# Finally went fishing!!!



## BassAddict (Aug 30, 2008)

I havent had much time to fish lately because of variouse worm projects, but I did sneak out today for an hour or so after Joe woke me up to bring a net down to the creek #-o (Seams he caught a nice cat on his croppie rod, but lost it before i even got dressed). Any how because i was already up I figured Id grabbed some of our 6" sticks in Smoked salt & Pepper w/blue flake and head down to the creek anyway. Here is what we caught after only about an hour:




Normally I wouldnt of kept creek bass but the guy next door wanted them..............


----------



## dedawg1149 (Aug 30, 2008)

congrats nice bass =D>


----------



## slim357 (Aug 30, 2008)

=D> Glad to hear you got away from the pourin pan and to the water


----------



## Jim (Aug 30, 2008)

Nice BA! Getting some big ones now! :beer:


----------



## browndog (Aug 30, 2008)

very nice! it does the soul good even for an hour or two.


----------



## shamoo (Aug 30, 2008)

Those are some nice bass Mr. BassAddict, too bad you wont be able to catch them again, [-X , You,ve come along way in your business my friend, keep up the good work.


----------



## Waterwings (Aug 30, 2008)

Good catchin', BA! 8)

* **EXERCISE AIM**: Add the next few replies to the forum thread about the short bass fishing trip, picking up after the last post shown.

* **DATASET SECTION**:
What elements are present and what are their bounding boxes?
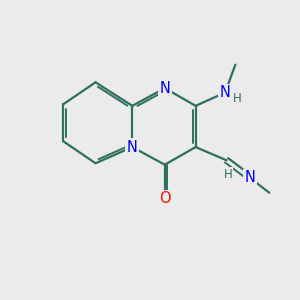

* **THE REPLY**:
----------



## kentuckybassman (Aug 30, 2008)

BA I read your other post first about the color,then I see the results of that new color and now I DEFINATELY want a few!!! [-o< Good job on the fish my friend =D>


----------



## Captain Ahab (Aug 31, 2008)

BassAddict said:


> Here is what *we* caught after only about an hour:


Nice Bass there Shinerman, now what did Bass Addict catch????????




just joking, awesome job Bass Add, _*you have come a long way baby*_


----------



## shamoo (Aug 31, 2008)

:LOL2: :LMFAO: :roflmao: :LOL22: you guys crack me up.


----------



## BassAddict (Aug 31, 2008)

Captain Ahab said:


> BassAddict said:
> 
> 
> > Here is what *we* caught after only about an hour:
> ...



I caught the medium one and dont you have a new baby or something to take care of.............................................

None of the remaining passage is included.